Return every line of the records that contains the word "Exit".

[Available records]

↓↓↓

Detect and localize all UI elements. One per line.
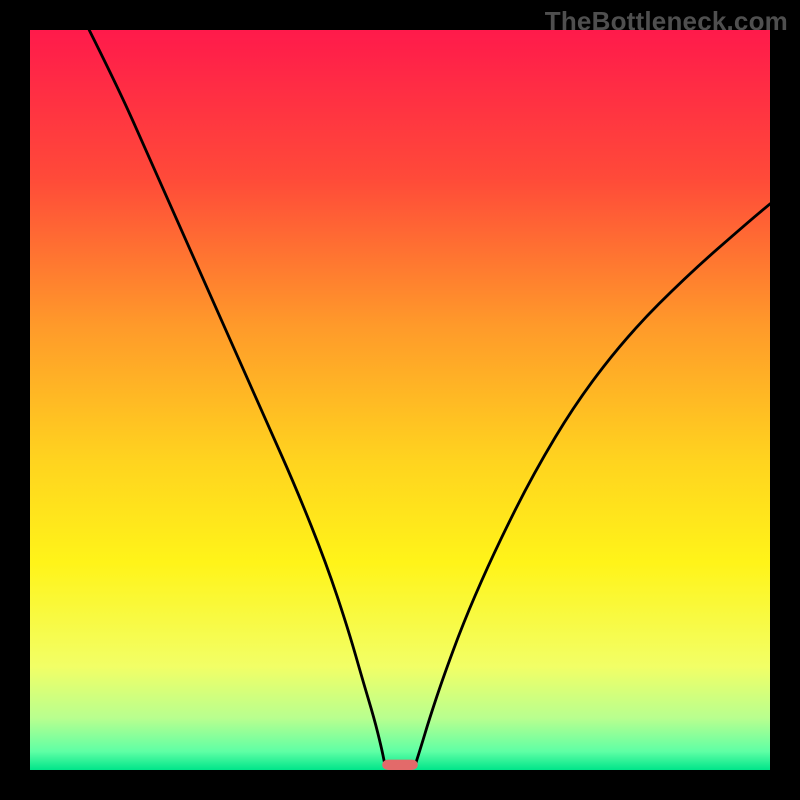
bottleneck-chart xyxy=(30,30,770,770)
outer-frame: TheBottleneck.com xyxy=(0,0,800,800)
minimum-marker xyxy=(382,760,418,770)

↑↑↑
↓↓↓

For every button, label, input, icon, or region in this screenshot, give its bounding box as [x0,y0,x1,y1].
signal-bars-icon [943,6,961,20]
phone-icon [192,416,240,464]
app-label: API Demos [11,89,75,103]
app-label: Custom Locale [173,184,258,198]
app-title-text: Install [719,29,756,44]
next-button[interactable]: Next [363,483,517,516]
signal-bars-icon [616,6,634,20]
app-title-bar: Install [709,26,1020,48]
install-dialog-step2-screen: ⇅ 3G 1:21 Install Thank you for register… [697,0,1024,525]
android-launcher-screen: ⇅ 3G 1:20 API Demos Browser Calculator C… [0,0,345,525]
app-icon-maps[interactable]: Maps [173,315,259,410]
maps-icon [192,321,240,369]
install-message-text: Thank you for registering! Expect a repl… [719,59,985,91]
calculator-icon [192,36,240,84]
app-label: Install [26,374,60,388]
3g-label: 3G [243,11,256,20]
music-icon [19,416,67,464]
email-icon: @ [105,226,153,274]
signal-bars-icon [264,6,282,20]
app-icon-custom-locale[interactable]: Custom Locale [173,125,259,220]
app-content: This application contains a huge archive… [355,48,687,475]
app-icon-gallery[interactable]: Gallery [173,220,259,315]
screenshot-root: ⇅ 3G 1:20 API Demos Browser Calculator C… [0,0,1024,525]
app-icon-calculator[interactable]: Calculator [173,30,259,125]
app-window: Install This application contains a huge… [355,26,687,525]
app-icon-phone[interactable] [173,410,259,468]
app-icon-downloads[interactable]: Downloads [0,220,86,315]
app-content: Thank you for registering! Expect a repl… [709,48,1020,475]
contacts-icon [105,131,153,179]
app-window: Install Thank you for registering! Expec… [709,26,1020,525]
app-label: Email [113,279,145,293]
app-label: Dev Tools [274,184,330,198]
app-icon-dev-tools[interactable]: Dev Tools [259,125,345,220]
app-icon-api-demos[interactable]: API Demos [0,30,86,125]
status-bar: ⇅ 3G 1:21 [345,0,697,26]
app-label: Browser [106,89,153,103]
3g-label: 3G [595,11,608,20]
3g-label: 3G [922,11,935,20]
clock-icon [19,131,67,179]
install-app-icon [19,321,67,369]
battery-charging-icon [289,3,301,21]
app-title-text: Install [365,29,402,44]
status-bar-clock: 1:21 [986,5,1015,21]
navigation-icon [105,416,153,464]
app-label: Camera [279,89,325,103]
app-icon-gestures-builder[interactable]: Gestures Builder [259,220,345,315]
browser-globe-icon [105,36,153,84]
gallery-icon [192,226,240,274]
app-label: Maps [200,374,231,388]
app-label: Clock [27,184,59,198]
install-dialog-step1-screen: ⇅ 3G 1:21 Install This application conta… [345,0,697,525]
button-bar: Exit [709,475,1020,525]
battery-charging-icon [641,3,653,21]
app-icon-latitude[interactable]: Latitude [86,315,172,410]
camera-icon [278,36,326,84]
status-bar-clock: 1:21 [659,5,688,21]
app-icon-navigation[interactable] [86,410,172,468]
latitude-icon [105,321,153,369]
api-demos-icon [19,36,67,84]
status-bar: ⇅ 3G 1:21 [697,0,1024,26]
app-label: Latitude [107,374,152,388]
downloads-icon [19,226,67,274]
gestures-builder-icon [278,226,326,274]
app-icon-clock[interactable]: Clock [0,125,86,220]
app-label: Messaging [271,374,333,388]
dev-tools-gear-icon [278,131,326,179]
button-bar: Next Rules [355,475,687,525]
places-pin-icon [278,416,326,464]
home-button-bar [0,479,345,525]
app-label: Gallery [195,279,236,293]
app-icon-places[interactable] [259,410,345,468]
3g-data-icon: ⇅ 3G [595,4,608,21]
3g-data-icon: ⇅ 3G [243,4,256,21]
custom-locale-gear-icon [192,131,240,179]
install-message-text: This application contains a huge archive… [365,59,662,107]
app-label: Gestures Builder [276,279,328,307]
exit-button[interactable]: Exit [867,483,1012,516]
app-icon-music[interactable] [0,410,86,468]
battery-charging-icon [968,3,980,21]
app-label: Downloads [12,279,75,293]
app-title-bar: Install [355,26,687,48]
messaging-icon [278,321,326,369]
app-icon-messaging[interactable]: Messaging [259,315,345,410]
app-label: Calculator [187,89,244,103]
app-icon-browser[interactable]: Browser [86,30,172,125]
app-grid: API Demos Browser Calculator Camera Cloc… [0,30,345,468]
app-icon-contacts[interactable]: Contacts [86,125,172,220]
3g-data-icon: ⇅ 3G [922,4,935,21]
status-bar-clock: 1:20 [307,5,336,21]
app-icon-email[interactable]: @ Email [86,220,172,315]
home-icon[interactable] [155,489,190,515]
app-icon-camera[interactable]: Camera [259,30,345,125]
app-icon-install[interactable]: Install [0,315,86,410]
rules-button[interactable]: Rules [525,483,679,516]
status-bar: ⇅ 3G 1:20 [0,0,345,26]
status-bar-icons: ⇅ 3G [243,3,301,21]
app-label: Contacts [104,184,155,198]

↑↑↑

[Output for this exercise]
button-bar: Exit [709,475,1020,525]
exit-button[interactable]: Exit [867,483,1012,516]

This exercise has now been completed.